▶ THE REQUEST: Each record below should be output verbatim, without pictures.

"""

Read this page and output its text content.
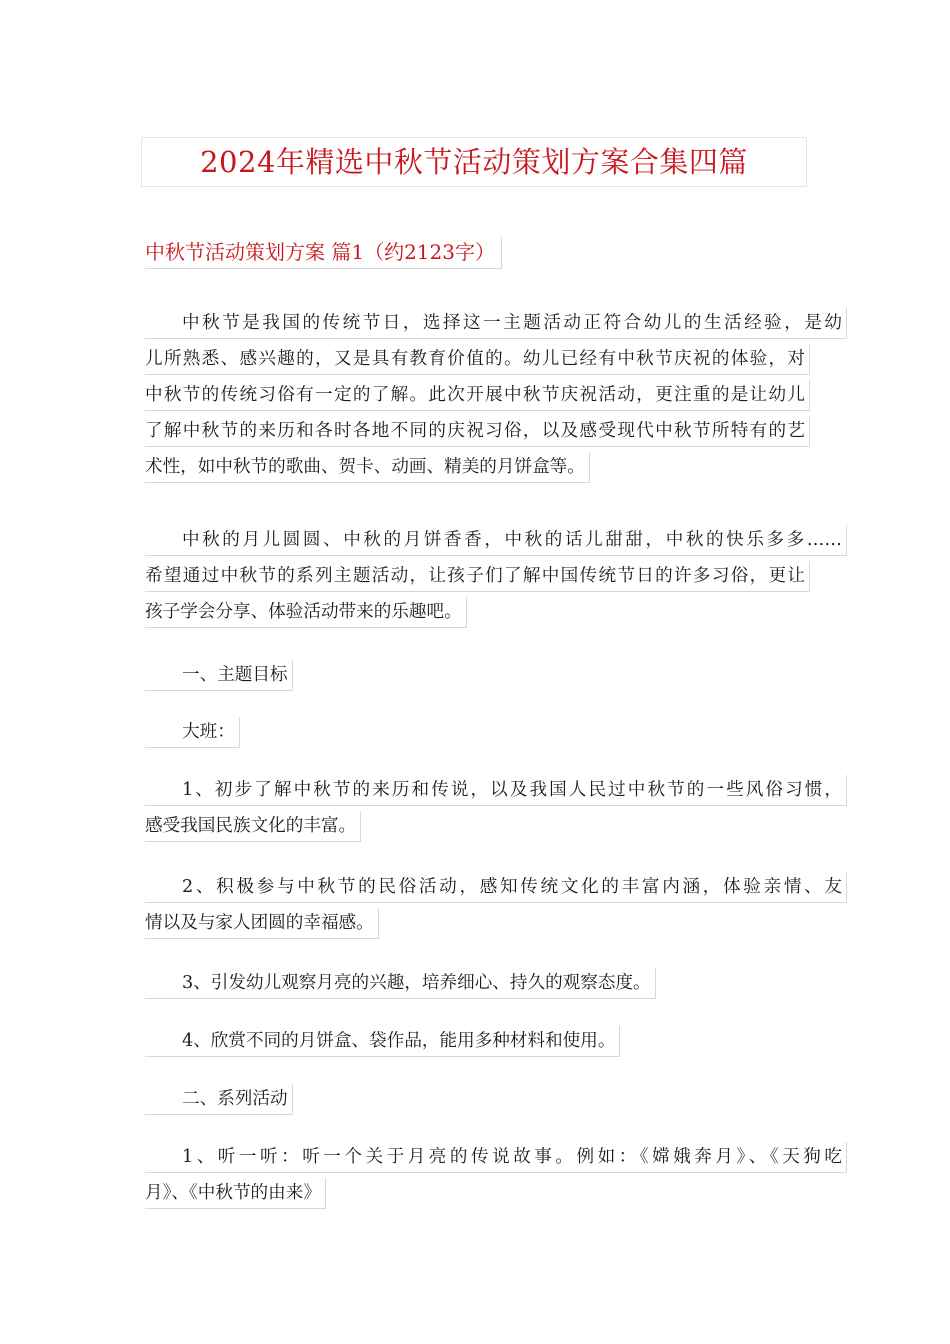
2024年精选中秋节活动策划方案合集四篇
中秋节活动策划方案 篇1（约2123字）
中秋节是我国的传统节日，选择这一主题活动正符合幼儿的生活经验，是幼
儿所熟悉、感兴趣的，又是具有教育价值的。幼儿已经有中秋节庆祝的体验，对
中秋节的传统习俗有一定的了解。此次开展中秋节庆祝活动，更注重的是让幼儿
了解中秋节的来历和各时各地不同的庆祝习俗，以及感受现代中秋节所特有的艺
术性，如中秋节的歌曲、贺卡、动画、精美的月饼盒等。
中秋的月儿圆圆、中秋的月饼香香，中秋的话儿甜甜，中秋的快乐多多……
希望通过中秋节的系列主题活动，让孩子们了解中国传统节日的许多习俗，更让
孩子学会分享、体验活动带来的乐趣吧。
一、主题目标
大班：
1、初步了解中秋节的来历和传说，以及我国人民过中秋节的一些风俗习惯，
感受我国民族文化的丰富。
2、积极参与中秋节的民俗活动，感知传统文化的丰富内涵，体验亲情、友
情以及与家人团圆的幸福感。
3、引发幼儿观察月亮的兴趣，培养细心、持久的观察态度。
4、欣赏不同的月饼盒、袋作品，能用多种材料和使用。
二、系列活动
1、听一听：听一个关于月亮的传说故事。例如：《嫦娥奔月》、《天狗吃
月》、《中秋节的由来》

"""

▶ PROBLEM SOLUTION:
Read this page and output its text content.
2024年精选中秋节活动策划方案合集四篇
中秋节活动策划方案 篇1（约2123字）
中秋节是我国的传统节日，选择这一主题活动正符合幼儿的生活经验，是幼
儿所熟悉、感兴趣的，又是具有教育价值的。幼儿已经有中秋节庆祝的体验，对
中秋节的传统习俗有一定的了解。此次开展中秋节庆祝活动，更注重的是让幼儿
了解中秋节的来历和各时各地不同的庆祝习俗，以及感受现代中秋节所特有的艺
术性，如中秋节的歌曲、贺卡、动画、精美的月饼盒等。
中秋的月儿圆圆、中秋的月饼香香，中秋的话儿甜甜，中秋的快乐多多……
希望通过中秋节的系列主题活动，让孩子们了解中国传统节日的许多习俗，更让
孩子学会分享、体验活动带来的乐趣吧。
一、主题目标
大班：
1、初步了解中秋节的来历和传说，以及我国人民过中秋节的一些风俗习惯，
感受我国民族文化的丰富。
2、积极参与中秋节的民俗活动，感知传统文化的丰富内涵，体验亲情、友
情以及与家人团圆的幸福感。
3、引发幼儿观察月亮的兴趣，培养细心、持久的观察态度。
4、欣赏不同的月饼盒、袋作品，能用多种材料和使用。
二、系列活动
1、听一听：听一个关于月亮的传说故事。例如：《嫦娥奔月》、《天狗吃
月》、《中秋节的由来》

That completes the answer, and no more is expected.